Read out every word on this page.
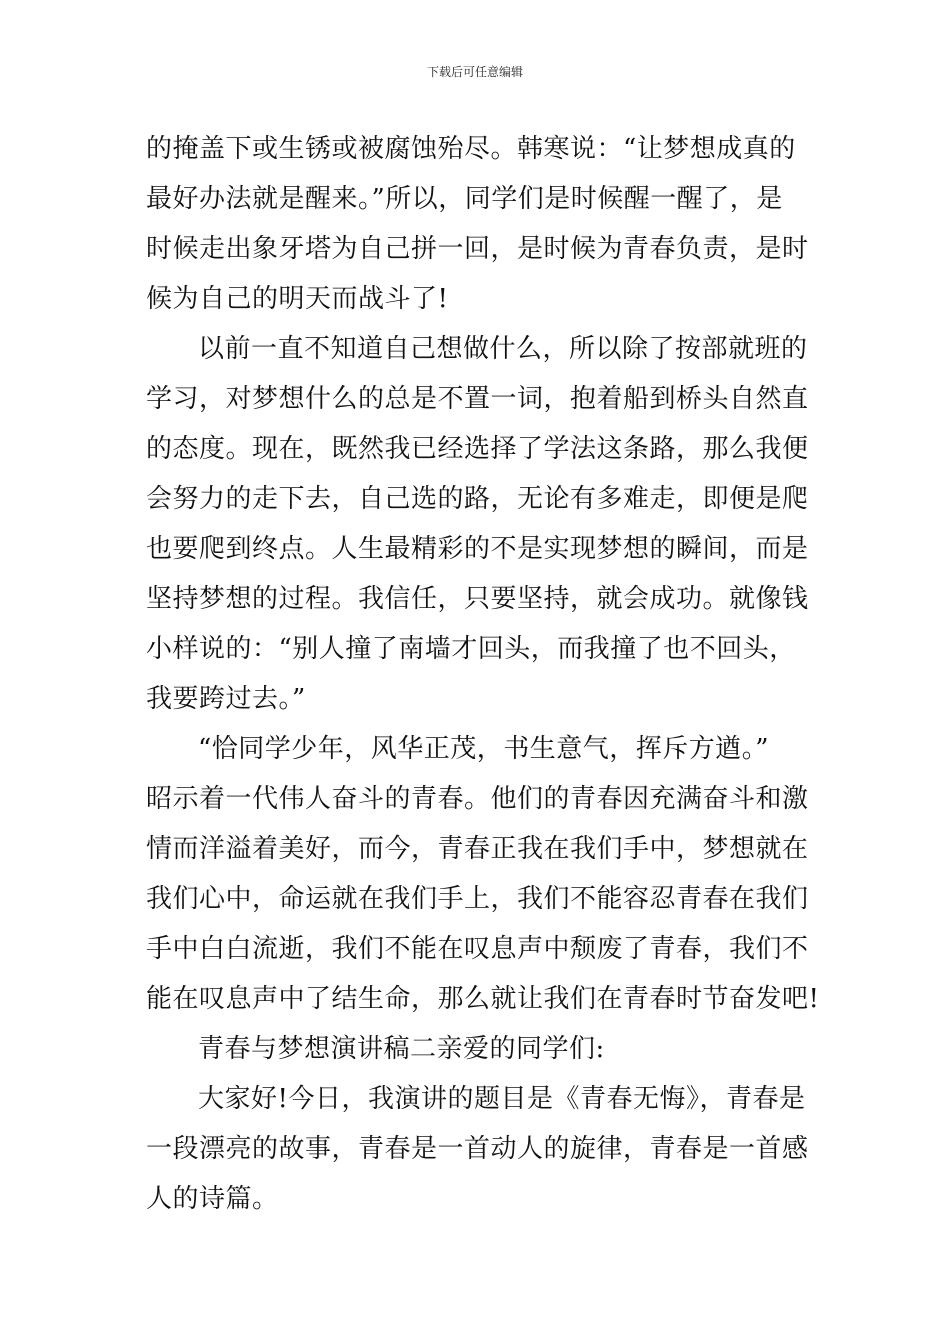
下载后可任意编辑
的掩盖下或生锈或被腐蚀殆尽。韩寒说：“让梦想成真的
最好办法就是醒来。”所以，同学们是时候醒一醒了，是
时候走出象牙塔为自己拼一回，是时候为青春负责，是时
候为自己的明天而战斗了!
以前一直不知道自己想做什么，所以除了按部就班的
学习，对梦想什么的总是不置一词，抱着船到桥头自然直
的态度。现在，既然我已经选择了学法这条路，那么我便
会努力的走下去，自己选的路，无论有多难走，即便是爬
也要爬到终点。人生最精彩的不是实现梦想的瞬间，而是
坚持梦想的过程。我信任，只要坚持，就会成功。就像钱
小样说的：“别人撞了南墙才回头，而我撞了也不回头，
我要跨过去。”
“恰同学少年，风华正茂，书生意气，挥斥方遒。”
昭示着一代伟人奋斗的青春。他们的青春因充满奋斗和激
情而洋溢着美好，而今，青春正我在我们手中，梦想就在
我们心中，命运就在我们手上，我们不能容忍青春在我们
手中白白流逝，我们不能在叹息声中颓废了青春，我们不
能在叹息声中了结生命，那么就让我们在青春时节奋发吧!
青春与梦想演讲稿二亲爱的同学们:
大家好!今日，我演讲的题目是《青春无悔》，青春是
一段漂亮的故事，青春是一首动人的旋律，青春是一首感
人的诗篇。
##############################
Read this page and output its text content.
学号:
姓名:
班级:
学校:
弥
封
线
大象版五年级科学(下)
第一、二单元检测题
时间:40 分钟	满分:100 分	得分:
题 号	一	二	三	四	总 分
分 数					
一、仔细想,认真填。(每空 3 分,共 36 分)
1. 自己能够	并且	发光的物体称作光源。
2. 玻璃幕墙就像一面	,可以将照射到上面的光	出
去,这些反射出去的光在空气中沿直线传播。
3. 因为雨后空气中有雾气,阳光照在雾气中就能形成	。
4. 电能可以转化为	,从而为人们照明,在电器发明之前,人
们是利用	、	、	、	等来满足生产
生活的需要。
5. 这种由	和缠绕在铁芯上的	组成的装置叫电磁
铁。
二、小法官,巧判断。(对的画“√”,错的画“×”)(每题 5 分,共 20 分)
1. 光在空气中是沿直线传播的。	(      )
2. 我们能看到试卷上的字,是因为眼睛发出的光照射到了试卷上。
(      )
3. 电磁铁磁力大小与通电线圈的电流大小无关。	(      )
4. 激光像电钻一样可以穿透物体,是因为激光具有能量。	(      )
##############################
### Exercise
Scan the listing above for the word "this" and show each line where it is found.

### Answer
Read out every word on this page.
Read this page and output its text content.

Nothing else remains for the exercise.